[Extracted records]
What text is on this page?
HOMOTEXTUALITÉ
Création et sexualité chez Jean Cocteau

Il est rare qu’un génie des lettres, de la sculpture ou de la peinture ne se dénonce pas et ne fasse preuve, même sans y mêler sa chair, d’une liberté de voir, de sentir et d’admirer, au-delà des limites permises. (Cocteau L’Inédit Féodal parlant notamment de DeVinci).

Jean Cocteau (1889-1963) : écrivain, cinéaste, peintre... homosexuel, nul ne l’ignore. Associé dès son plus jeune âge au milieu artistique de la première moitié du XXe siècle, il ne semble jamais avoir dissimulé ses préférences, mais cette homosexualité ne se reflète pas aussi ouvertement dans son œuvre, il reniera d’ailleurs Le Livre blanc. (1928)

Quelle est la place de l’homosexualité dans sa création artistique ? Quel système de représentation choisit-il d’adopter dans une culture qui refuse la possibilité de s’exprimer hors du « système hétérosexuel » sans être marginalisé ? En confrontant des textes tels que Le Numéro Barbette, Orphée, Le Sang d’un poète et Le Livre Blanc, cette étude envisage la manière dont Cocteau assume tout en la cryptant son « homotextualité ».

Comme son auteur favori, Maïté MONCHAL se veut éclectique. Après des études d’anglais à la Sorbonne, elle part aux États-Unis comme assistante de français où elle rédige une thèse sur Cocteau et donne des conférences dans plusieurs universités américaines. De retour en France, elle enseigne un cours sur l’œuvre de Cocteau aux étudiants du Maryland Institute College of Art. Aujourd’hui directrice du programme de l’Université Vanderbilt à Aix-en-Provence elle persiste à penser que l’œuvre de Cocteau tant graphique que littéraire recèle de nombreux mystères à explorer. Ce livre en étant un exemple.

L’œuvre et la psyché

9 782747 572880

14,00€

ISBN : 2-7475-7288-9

• [TASK REQUIREMENTS] Exactly reproduce the material above.

• [REPLY]
What text is on this page?
HOMOTEXTUALITÉ
Création et sexualité chez Jean Cocteau

Il est rare qu’un génie des lettres, de la sculpture ou de la peinture ne se dénonce pas et ne fasse preuve, même sans y mêler sa chair, d’une liberté de voir, de sentir et d’admirer, au-delà des limites permises. (Cocteau L’Inédit Féodal parlant notamment de DeVinci).

Jean Cocteau (1889-1963) : écrivain, cinéaste, peintre... homosexuel, nul ne l’ignore. Associé dès son plus jeune âge au milieu artistique de la première moitié du XXe siècle, il ne semble jamais avoir dissimulé ses préférences, mais cette homosexualité ne se reflète pas aussi ouvertement dans son œuvre, il reniera d’ailleurs Le Livre blanc. (1928)

Quelle est la place de l’homosexualité dans sa création artistique ? Quel système de représentation choisit-il d’adopter dans une culture qui refuse la possibilité de s’exprimer hors du « système hétérosexuel » sans être marginalisé ? En confrontant des textes tels que Le Numéro Barbette, Orphée, Le Sang d’un poète et Le Livre Blanc, cette étude envisage la manière dont Cocteau assume tout en la cryptant son « homotextualité ».

Comme son auteur favori, Maïté MONCHAL se veut éclectique. Après des études d’anglais à la Sorbonne, elle part aux États-Unis comme assistante de français où elle rédige une thèse sur Cocteau et donne des conférences dans plusieurs universités américaines. De retour en France, elle enseigne un cours sur l’œuvre de Cocteau aux étudiants du Maryland Institute College of Art. Aujourd’hui directrice du programme de l’Université Vanderbilt à Aix-en-Provence elle persiste à penser que l’œuvre de Cocteau tant graphique que littéraire recèle de nombreux mystères à explorer. Ce livre en étant un exemple.

L’œuvre et la psyché

9 782747 572880

14,00€

ISBN : 2-7475-7288-9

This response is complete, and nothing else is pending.